:: RECORDS ::

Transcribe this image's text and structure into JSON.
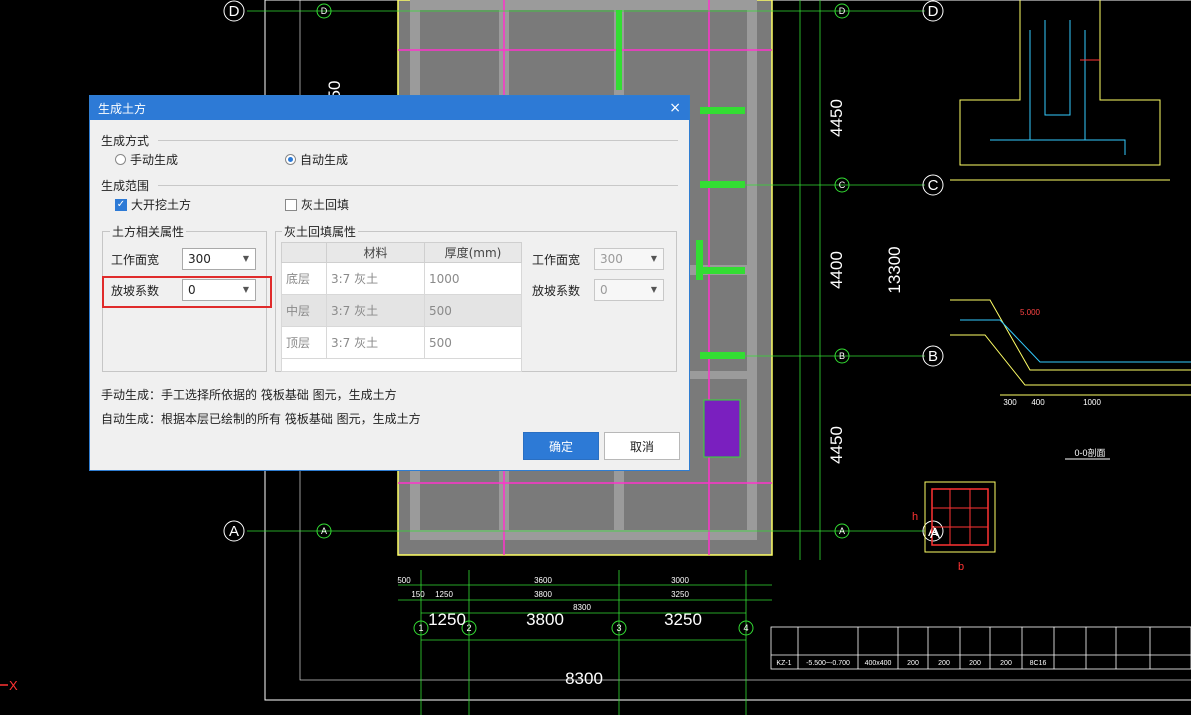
{
  "dialog": {
    "title": "生成土方",
    "close_icon": "×",
    "mode_section": "生成方式",
    "mode_manual": "手动生成",
    "mode_auto": "自动生成",
    "mode_selected": "自动生成",
    "range_section": "生成范围",
    "range_excavation": "大开挖土方",
    "range_excavation_checked": true,
    "range_backfill": "灰土回填",
    "range_backfill_checked": false,
    "earth_group": "土方相关属性",
    "earth_work_width_label": "工作面宽",
    "earth_work_width_value": "300",
    "earth_slope_label": "放坡系数",
    "earth_slope_value": "0",
    "fill_group": "灰土回填属性",
    "fill_table": {
      "headers": [
        "",
        "材料",
        "厚度(mm)"
      ],
      "rows": [
        [
          "底层",
          "3:7 灰土",
          "1000"
        ],
        [
          "中层",
          "3:7 灰土",
          "500"
        ],
        [
          "顶层",
          "3:7 灰土",
          "500"
        ]
      ]
    },
    "fill_work_width_label": "工作面宽",
    "fill_work_width_value": "300",
    "fill_slope_label": "放坡系数",
    "fill_slope_value": "0",
    "hint_manual": "手动生成：手工选择所依据的 筏板基础 图元，生成土方",
    "hint_auto": "自动生成：根据本层已绘制的所有 筏板基础 图元，生成土方",
    "ok_label": "确定",
    "cancel_label": "取消"
  },
  "cad": {
    "axis_labels": [
      "D",
      "C",
      "B",
      "A",
      "1",
      "2",
      "3",
      "4"
    ],
    "dims_vertical": [
      "4450",
      "4400",
      "4450",
      "13300",
      "50"
    ],
    "dims_horizontal": [
      "1250",
      "3800",
      "3250",
      "8300"
    ],
    "small_dims": [
      "500",
      "150",
      "1250",
      "3600",
      "3800",
      "3000",
      "3250",
      "8300",
      "300",
      "400",
      "1000",
      "5.000"
    ],
    "x_axis_label": "X",
    "detail_title": "0-0剖面",
    "detail_a": "A",
    "detail_h": "h",
    "detail_b": "b",
    "table_row": [
      "KZ-1",
      "-5.500~-0.700",
      "400x400",
      "200",
      "200",
      "200",
      "200",
      "8C16"
    ]
  }
}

:::

» PROMPT
Print the listing above in full, exactly as written. Omit any pictures.

» ANSWER TO THE TASK
Transcribe this image's text and structure into JSON.
{
  "dialog": {
    "title": "生成土方",
    "close_icon": "×",
    "mode_section": "生成方式",
    "mode_manual": "手动生成",
    "mode_auto": "自动生成",
    "mode_selected": "自动生成",
    "range_section": "生成范围",
    "range_excavation": "大开挖土方",
    "range_excavation_checked": true,
    "range_backfill": "灰土回填",
    "range_backfill_checked": false,
    "earth_group": "土方相关属性",
    "earth_work_width_label": "工作面宽",
    "earth_work_width_value": "300",
    "earth_slope_label": "放坡系数",
    "earth_slope_value": "0",
    "fill_group": "灰土回填属性",
    "fill_table": {
      "headers": [
        "",
        "材料",
        "厚度(mm)"
      ],
      "rows": [
        [
          "底层",
          "3:7 灰土",
          "1000"
        ],
        [
          "中层",
          "3:7 灰土",
          "500"
        ],
        [
          "顶层",
          "3:7 灰土",
          "500"
        ]
      ]
    },
    "fill_work_width_label": "工作面宽",
    "fill_work_width_value": "300",
    "fill_slope_label": "放坡系数",
    "fill_slope_value": "0",
    "hint_manual": "手动生成：手工选择所依据的 筏板基础 图元，生成土方",
    "hint_auto": "自动生成：根据本层已绘制的所有 筏板基础 图元，生成土方",
    "ok_label": "确定",
    "cancel_label": "取消"
  },
  "cad": {
    "axis_labels": [
      "D",
      "C",
      "B",
      "A",
      "1",
      "2",
      "3",
      "4"
    ],
    "dims_vertical": [
      "4450",
      "4400",
      "4450",
      "13300",
      "50"
    ],
    "dims_horizontal": [
      "1250",
      "3800",
      "3250",
      "8300"
    ],
    "small_dims": [
      "500",
      "150",
      "1250",
      "3600",
      "3800",
      "3000",
      "3250",
      "8300",
      "300",
      "400",
      "1000",
      "5.000"
    ],
    "x_axis_label": "X",
    "detail_title": "0-0剖面",
    "detail_a": "A",
    "detail_h": "h",
    "detail_b": "b",
    "table_row": [
      "KZ-1",
      "-5.500~-0.700",
      "400x400",
      "200",
      "200",
      "200",
      "200",
      "8C16"
    ]
  }
}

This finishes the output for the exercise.